## TASK
Answer with one number: how many lines hold "name".

** begin MATERIAL TO PROCESS **

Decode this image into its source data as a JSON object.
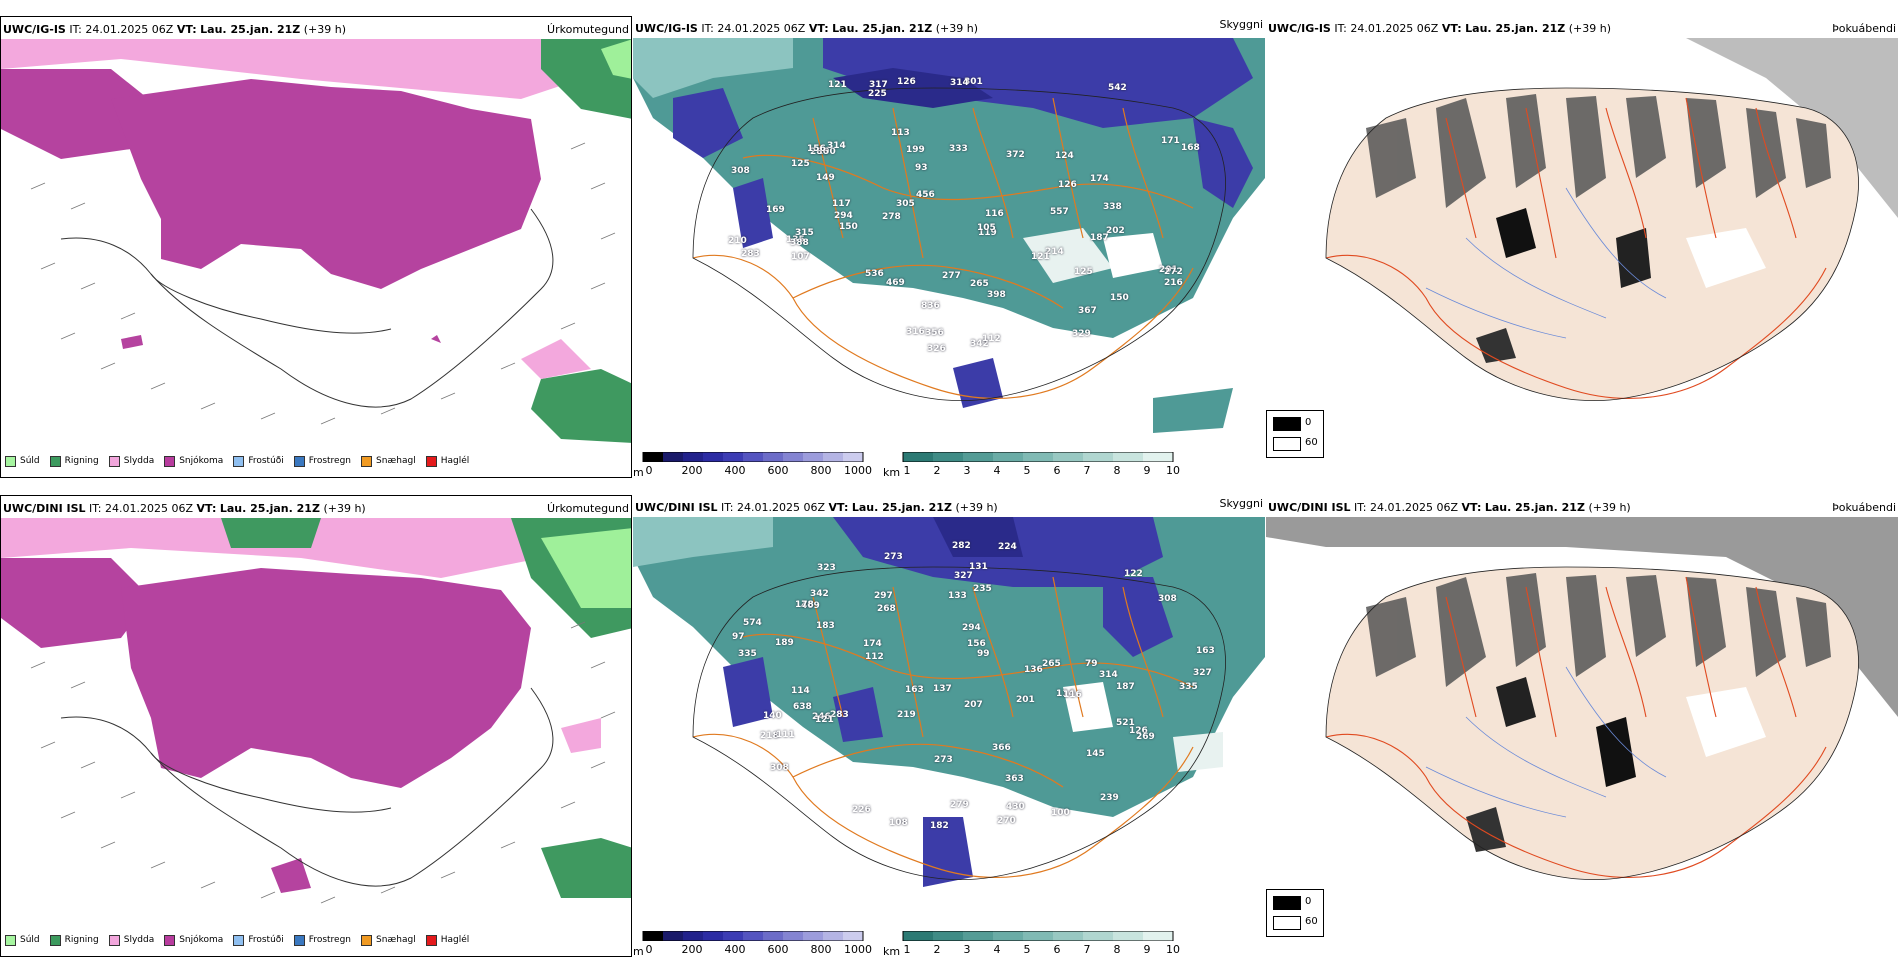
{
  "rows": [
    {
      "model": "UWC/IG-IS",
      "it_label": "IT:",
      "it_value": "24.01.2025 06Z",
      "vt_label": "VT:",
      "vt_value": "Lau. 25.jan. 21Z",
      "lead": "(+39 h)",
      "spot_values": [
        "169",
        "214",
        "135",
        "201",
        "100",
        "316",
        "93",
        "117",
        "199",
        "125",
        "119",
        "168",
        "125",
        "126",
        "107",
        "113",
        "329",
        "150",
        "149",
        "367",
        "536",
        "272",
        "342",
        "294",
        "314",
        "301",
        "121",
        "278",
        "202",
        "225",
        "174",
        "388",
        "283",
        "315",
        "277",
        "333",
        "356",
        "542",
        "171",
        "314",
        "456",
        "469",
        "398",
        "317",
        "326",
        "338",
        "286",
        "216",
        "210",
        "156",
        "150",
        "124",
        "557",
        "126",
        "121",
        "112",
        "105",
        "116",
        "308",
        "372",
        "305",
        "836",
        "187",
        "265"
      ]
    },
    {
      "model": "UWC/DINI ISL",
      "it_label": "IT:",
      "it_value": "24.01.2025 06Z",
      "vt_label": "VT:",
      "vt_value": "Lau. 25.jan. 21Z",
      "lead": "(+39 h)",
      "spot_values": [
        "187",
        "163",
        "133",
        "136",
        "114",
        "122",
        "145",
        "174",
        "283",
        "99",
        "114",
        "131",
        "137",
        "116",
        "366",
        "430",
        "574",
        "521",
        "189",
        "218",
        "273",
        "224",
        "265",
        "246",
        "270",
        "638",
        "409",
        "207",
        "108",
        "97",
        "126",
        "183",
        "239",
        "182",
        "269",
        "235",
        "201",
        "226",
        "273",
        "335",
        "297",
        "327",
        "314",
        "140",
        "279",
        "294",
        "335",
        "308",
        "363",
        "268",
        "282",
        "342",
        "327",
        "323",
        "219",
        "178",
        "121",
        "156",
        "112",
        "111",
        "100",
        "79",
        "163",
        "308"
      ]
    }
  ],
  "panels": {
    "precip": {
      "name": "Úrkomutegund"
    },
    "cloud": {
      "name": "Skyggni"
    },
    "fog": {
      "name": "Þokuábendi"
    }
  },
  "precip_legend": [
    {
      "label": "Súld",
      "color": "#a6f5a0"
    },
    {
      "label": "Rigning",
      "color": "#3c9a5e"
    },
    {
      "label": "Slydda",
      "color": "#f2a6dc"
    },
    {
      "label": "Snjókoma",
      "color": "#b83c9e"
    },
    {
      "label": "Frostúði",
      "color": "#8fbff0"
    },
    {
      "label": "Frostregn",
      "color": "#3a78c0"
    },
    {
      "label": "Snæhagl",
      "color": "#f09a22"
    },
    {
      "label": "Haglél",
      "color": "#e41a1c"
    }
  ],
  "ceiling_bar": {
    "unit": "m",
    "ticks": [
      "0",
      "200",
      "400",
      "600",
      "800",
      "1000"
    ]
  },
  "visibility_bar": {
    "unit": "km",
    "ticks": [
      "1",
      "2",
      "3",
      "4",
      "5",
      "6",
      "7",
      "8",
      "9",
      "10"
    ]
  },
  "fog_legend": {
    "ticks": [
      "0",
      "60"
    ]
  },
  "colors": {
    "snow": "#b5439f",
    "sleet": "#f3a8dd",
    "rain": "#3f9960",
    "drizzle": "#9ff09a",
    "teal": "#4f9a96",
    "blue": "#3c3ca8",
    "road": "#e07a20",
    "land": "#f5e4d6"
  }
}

** end MATERIAL TO PROCESS **

## RESPONSE
3